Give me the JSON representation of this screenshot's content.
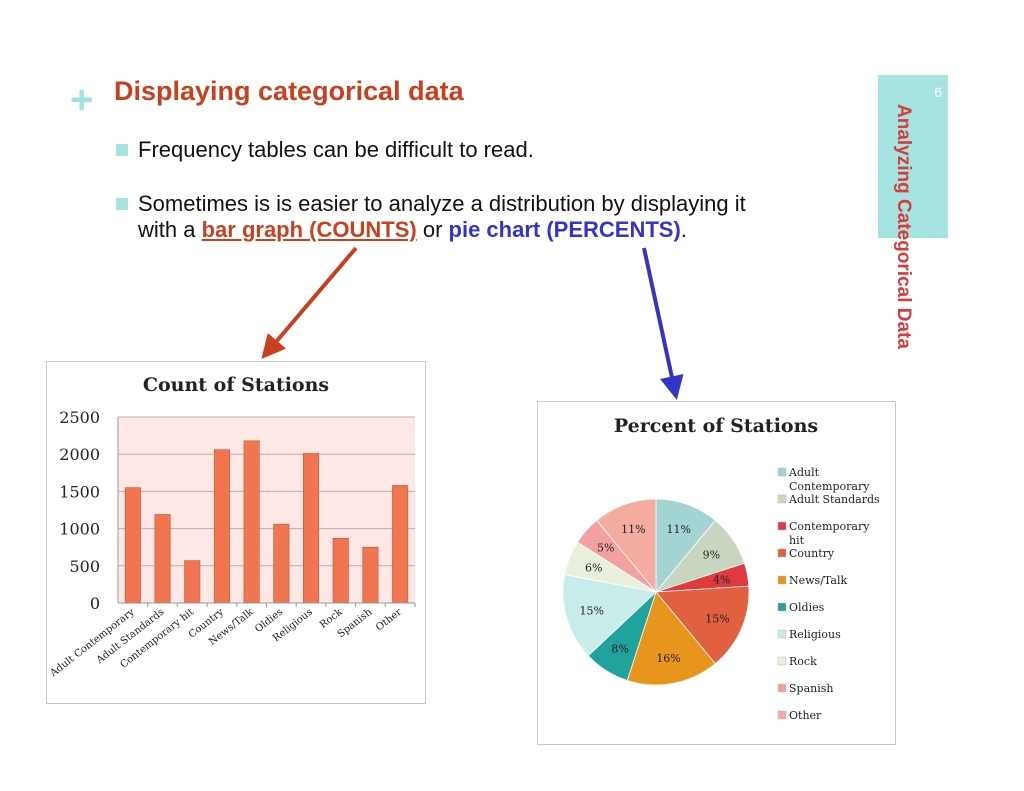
{
  "slide": {
    "plus": "+",
    "title": "Displaying categorical data",
    "page_number": "6",
    "side_title": "Analyzing Categorical Data",
    "bullet1": "Frequency tables can be difficult to read.",
    "bullet2_line1": "Sometimes is is easier to analyze a distribution by displaying it",
    "bullet2_with": "with a ",
    "bullet2_bar": "bar graph (COUNTS)",
    "bullet2_or": " or ",
    "bullet2_pie": "pie chart (PERCENTS)",
    "bullet2_end": ".",
    "colors": {
      "title": "#c8401e",
      "accent": "#a5e4e0",
      "side_title": "#d93b3b",
      "bar_arrow": "#c8401e",
      "pie_arrow": "#3434c8"
    }
  },
  "chart_data": [
    {
      "type": "bar",
      "title": "Count of Stations",
      "categories": [
        "Adult Contemporary",
        "Adult Standards",
        "Contemporary hit",
        "Country",
        "News/Talk",
        "Oldies",
        "Religious",
        "Rock",
        "Spanish",
        "Other"
      ],
      "values": [
        1550,
        1190,
        570,
        2060,
        2180,
        1060,
        2010,
        870,
        750,
        1580
      ],
      "ylim": [
        0,
        2500
      ],
      "yticks": [
        "0",
        "500",
        "1000",
        "1500",
        "2000",
        "2500"
      ],
      "bar_color": "#f07550",
      "plot_background": "#fde8e6",
      "grid": true
    },
    {
      "type": "pie",
      "title": "Percent of Stations",
      "labels": [
        "Adult Contemporary",
        "Adult Standards",
        "Contemporary hit",
        "Country",
        "News/Talk",
        "Oldies",
        "Religious",
        "Rock",
        "Spanish",
        "Other"
      ],
      "values": [
        11,
        9,
        4,
        15,
        16,
        8,
        15,
        6,
        5,
        11
      ],
      "slice_labels": [
        "11%",
        "9%",
        "4%",
        "15%",
        "16%",
        "8%",
        "15%",
        "6%",
        "5%",
        "11%"
      ],
      "colors": [
        "#a2d4d4",
        "#c8d6c0",
        "#e03a3e",
        "#e06040",
        "#e8951e",
        "#1fa39c",
        "#c8ecea",
        "#eaf0de",
        "#f2a0a0",
        "#f4aca0"
      ],
      "legend": [
        "Adult Contemporary",
        "Adult Standards",
        "Contemporary hit",
        "Country",
        "News/Talk",
        "Oldies",
        "Religious",
        "Rock",
        "Spanish",
        "Other"
      ],
      "legend_position": "right"
    }
  ]
}
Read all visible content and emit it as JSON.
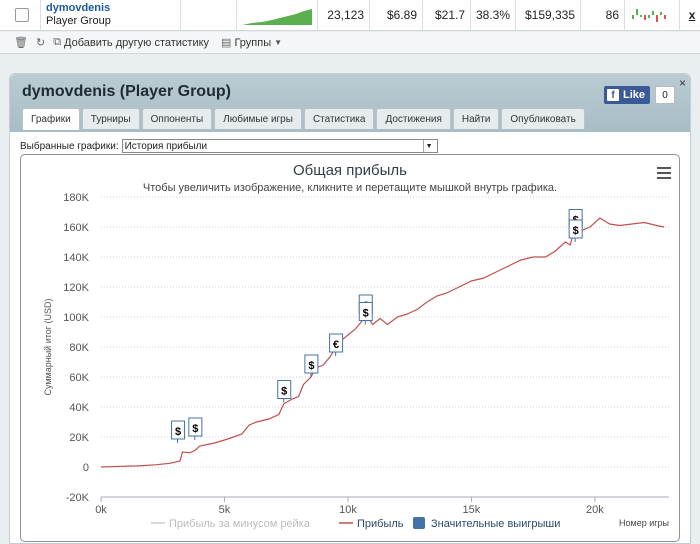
{
  "top_row": {
    "player_name": "dymovdenis",
    "player_group": "Player Group",
    "games": "23,123",
    "avg_buyin": "$6.89",
    "abi": "$21.7",
    "roi": "38.3%",
    "profit": "$159,335",
    "rating": "86",
    "close_link": "x"
  },
  "toolbar": {
    "add_stats": "Добавить другую статистику",
    "groups": "Группы"
  },
  "panel": {
    "title": "dymovdenis (Player Group)",
    "close": "×",
    "like_label": "Like",
    "like_count": "0",
    "tabs": [
      {
        "label": "Графики",
        "active": true
      },
      {
        "label": "Турниры"
      },
      {
        "label": "Оппоненты"
      },
      {
        "label": "Любимые игры"
      },
      {
        "label": "Статистика"
      },
      {
        "label": "Достижения"
      },
      {
        "label": "Найти"
      },
      {
        "label": "Опубликовать"
      }
    ],
    "selected_label": "Выбранные графики:",
    "selected_value": "История прибыли"
  },
  "chart_data": {
    "type": "line",
    "title": "Общая прибыль",
    "subtitle": "Чтобы увеличить изображение, кликните и перетащите мышкой внутрь графика.",
    "ylabel": "Суммарный итог (USD)",
    "xlabel": "Номер игры",
    "ylim": [
      -20000,
      180000
    ],
    "xlim": [
      0,
      23000
    ],
    "y_ticks": [
      "-20K",
      "0",
      "20K",
      "40K",
      "60K",
      "80K",
      "100K",
      "120K",
      "140K",
      "160K",
      "180K"
    ],
    "x_ticks": [
      "0k",
      "5k",
      "10k",
      "15k",
      "20k"
    ],
    "legend": [
      "Прибыль за минусом рейка",
      "Прибыль",
      "Значительные выигрыши"
    ],
    "series": [
      {
        "name": "Прибыль",
        "color": "#c0504d",
        "x": [
          0,
          800,
          1500,
          2200,
          2800,
          3200,
          3300,
          3600,
          3800,
          4000,
          4600,
          5200,
          5700,
          6000,
          6300,
          6800,
          7200,
          7400,
          7700,
          8000,
          8200,
          8500,
          8700,
          9000,
          9300,
          9500,
          9700,
          10000,
          10300,
          10600,
          10700,
          10800,
          11000,
          11300,
          11600,
          12000,
          12400,
          12800,
          13200,
          13600,
          14000,
          14500,
          15000,
          15500,
          16000,
          16500,
          17000,
          17500,
          18000,
          18400,
          18800,
          19000,
          19200,
          19300,
          19500,
          19800,
          20200,
          20600,
          21000,
          21500,
          22000,
          22500,
          22800
        ],
        "y": [
          0,
          500,
          700,
          1500,
          2500,
          4000,
          10000,
          9500,
          11000,
          14000,
          16000,
          19000,
          22000,
          28000,
          30000,
          32000,
          35000,
          42000,
          45000,
          47000,
          55000,
          60000,
          66000,
          68000,
          74000,
          80000,
          84000,
          88000,
          92000,
          98000,
          106000,
          100000,
          95000,
          99000,
          95000,
          100000,
          102000,
          105000,
          110000,
          114000,
          116000,
          120000,
          124000,
          126000,
          130000,
          134000,
          138000,
          140000,
          140000,
          144000,
          150000,
          148000,
          160000,
          157000,
          158000,
          160000,
          166000,
          162000,
          161000,
          162000,
          163000,
          161000,
          160000
        ]
      }
    ],
    "big_wins": [
      {
        "x": 3100,
        "y": 16000,
        "symbol": "$"
      },
      {
        "x": 3800,
        "y": 18000,
        "symbol": "$"
      },
      {
        "x": 7400,
        "y": 43000,
        "symbol": "$"
      },
      {
        "x": 8500,
        "y": 60000,
        "symbol": "$"
      },
      {
        "x": 9500,
        "y": 74000,
        "symbol": "€"
      },
      {
        "x": 10700,
        "y": 100000,
        "symbol": "€"
      },
      {
        "x": 10700,
        "y": 95000,
        "symbol": "$"
      },
      {
        "x": 19200,
        "y": 157000,
        "symbol": "$"
      },
      {
        "x": 19200,
        "y": 150000,
        "symbol": "$"
      }
    ]
  }
}
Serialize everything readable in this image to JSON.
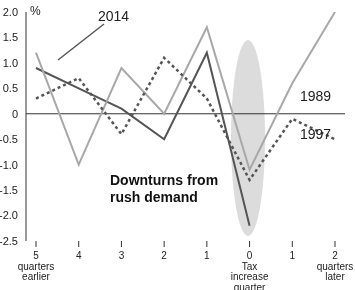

—————

Copy out every line of the material above exactly, skipping the pictures.

Give me the JSON representation of this screenshot's content.
{
  "slide": {
    "plus": "+",
    "title": "Displaying categorical data",
    "page_number": "6",
    "side_title": "Analyzing Categorical Data",
    "bullet1": "Frequency tables can be difficult to read.",
    "bullet2_line1": "Sometimes is is easier to analyze a distribution by displaying it",
    "bullet2_with": "with a ",
    "bullet2_bar": "bar graph (COUNTS)",
    "bullet2_or": " or ",
    "bullet2_pie": "pie chart (PERCENTS)",
    "bullet2_end": ".",
    "colors": {
      "title": "#c8401e",
      "accent": "#a5e4e0",
      "side_title": "#d93b3b",
      "bar_arrow": "#c8401e",
      "pie_arrow": "#3434c8"
    }
  },
  "chart_data": [
    {
      "type": "bar",
      "title": "Count of Stations",
      "categories": [
        "Adult Contemporary",
        "Adult Standards",
        "Contemporary hit",
        "Country",
        "News/Talk",
        "Oldies",
        "Religious",
        "Rock",
        "Spanish",
        "Other"
      ],
      "values": [
        1550,
        1190,
        570,
        2060,
        2180,
        1060,
        2010,
        870,
        750,
        1580
      ],
      "ylim": [
        0,
        2500
      ],
      "yticks": [
        "0",
        "500",
        "1000",
        "1500",
        "2000",
        "2500"
      ],
      "bar_color": "#f07550",
      "plot_background": "#fde8e6",
      "grid": true
    },
    {
      "type": "pie",
      "title": "Percent of Stations",
      "labels": [
        "Adult Contemporary",
        "Adult Standards",
        "Contemporary hit",
        "Country",
        "News/Talk",
        "Oldies",
        "Religious",
        "Rock",
        "Spanish",
        "Other"
      ],
      "values": [
        11,
        9,
        4,
        15,
        16,
        8,
        15,
        6,
        5,
        11
      ],
      "slice_labels": [
        "11%",
        "9%",
        "4%",
        "15%",
        "16%",
        "8%",
        "15%",
        "6%",
        "5%",
        "11%"
      ],
      "colors": [
        "#a2d4d4",
        "#c8d6c0",
        "#e03a3e",
        "#e06040",
        "#e8951e",
        "#1fa39c",
        "#c8ecea",
        "#eaf0de",
        "#f2a0a0",
        "#f4aca0"
      ],
      "legend": [
        "Adult Contemporary",
        "Adult Standards",
        "Contemporary hit",
        "Country",
        "News/Talk",
        "Oldies",
        "Religious",
        "Rock",
        "Spanish",
        "Other"
      ],
      "legend_position": "right"
    }
  ]
}
Read all visible content and emit it as JSON.
{
  "top_row": {
    "player_name": "dymovdenis",
    "player_group": "Player Group",
    "games": "23,123",
    "avg_buyin": "$6.89",
    "abi": "$21.7",
    "roi": "38.3%",
    "profit": "$159,335",
    "rating": "86",
    "close_link": "x"
  },
  "toolbar": {
    "add_stats": "Добавить другую статистику",
    "groups": "Группы"
  },
  "panel": {
    "title": "dymovdenis (Player Group)",
    "close": "×",
    "like_label": "Like",
    "like_count": "0",
    "tabs": [
      {
        "label": "Графики",
        "active": true
      },
      {
        "label": "Турниры"
      },
      {
        "label": "Оппоненты"
      },
      {
        "label": "Любимые игры"
      },
      {
        "label": "Статистика"
      },
      {
        "label": "Достижения"
      },
      {
        "label": "Найти"
      },
      {
        "label": "Опубликовать"
      }
    ],
    "selected_label": "Выбранные графики:",
    "selected_value": "История прибыли"
  },
  "chart_data": {
    "type": "line",
    "title": "Общая прибыль",
    "subtitle": "Чтобы увеличить изображение, кликните и перетащите мышкой внутрь графика.",
    "ylabel": "Суммарный итог (USD)",
    "xlabel": "Номер игры",
    "ylim": [
      -20000,
      180000
    ],
    "xlim": [
      0,
      23000
    ],
    "y_ticks": [
      "-20K",
      "0",
      "20K",
      "40K",
      "60K",
      "80K",
      "100K",
      "120K",
      "140K",
      "160K",
      "180K"
    ],
    "x_ticks": [
      "0k",
      "5k",
      "10k",
      "15k",
      "20k"
    ],
    "legend": [
      "Прибыль за минусом рейка",
      "Прибыль",
      "Значительные выигрыши"
    ],
    "series": [
      {
        "name": "Прибыль",
        "color": "#c0504d",
        "x": [
          0,
          800,
          1500,
          2200,
          2800,
          3200,
          3300,
          3600,
          3800,
          4000,
          4600,
          5200,
          5700,
          6000,
          6300,
          6800,
          7200,
          7400,
          7700,
          8000,
          8200,
          8500,
          8700,
          9000,
          9300,
          9500,
          9700,
          10000,
          10300,
          10600,
          10700,
          10800,
          11000,
          11300,
          11600,
          12000,
          12400,
          12800,
          13200,
          13600,
          14000,
          14500,
          15000,
          15500,
          16000,
          16500,
          17000,
          17500,
          18000,
          18400,
          18800,
          19000,
          19200,
          19300,
          19500,
          19800,
          20200,
          20600,
          21000,
          21500,
          22000,
          22500,
          22800
        ],
        "y": [
          0,
          500,
          700,
          1500,
          2500,
          4000,
          10000,
          9500,
          11000,
          14000,
          16000,
          19000,
          22000,
          28000,
          30000,
          32000,
          35000,
          42000,
          45000,
          47000,
          55000,
          60000,
          66000,
          68000,
          74000,
          80000,
          84000,
          88000,
          92000,
          98000,
          106000,
          100000,
          95000,
          99000,
          95000,
          100000,
          102000,
          105000,
          110000,
          114000,
          116000,
          120000,
          124000,
          126000,
          130000,
          134000,
          138000,
          140000,
          140000,
          144000,
          150000,
          148000,
          160000,
          157000,
          158000,
          160000,
          166000,
          162000,
          161000,
          162000,
          163000,
          161000,
          160000
        ]
      }
    ],
    "big_wins": [
      {
        "x": 3100,
        "y": 16000,
        "symbol": "$"
      },
      {
        "x": 3800,
        "y": 18000,
        "symbol": "$"
      },
      {
        "x": 7400,
        "y": 43000,
        "symbol": "$"
      },
      {
        "x": 8500,
        "y": 60000,
        "symbol": "$"
      },
      {
        "x": 9500,
        "y": 74000,
        "symbol": "€"
      },
      {
        "x": 10700,
        "y": 100000,
        "symbol": "€"
      },
      {
        "x": 10700,
        "y": 95000,
        "symbol": "$"
      },
      {
        "x": 19200,
        "y": 157000,
        "symbol": "$"
      },
      {
        "x": 19200,
        "y": 150000,
        "symbol": "$"
      }
    ]
  }
}
Serialize everything readable in this image to JSON.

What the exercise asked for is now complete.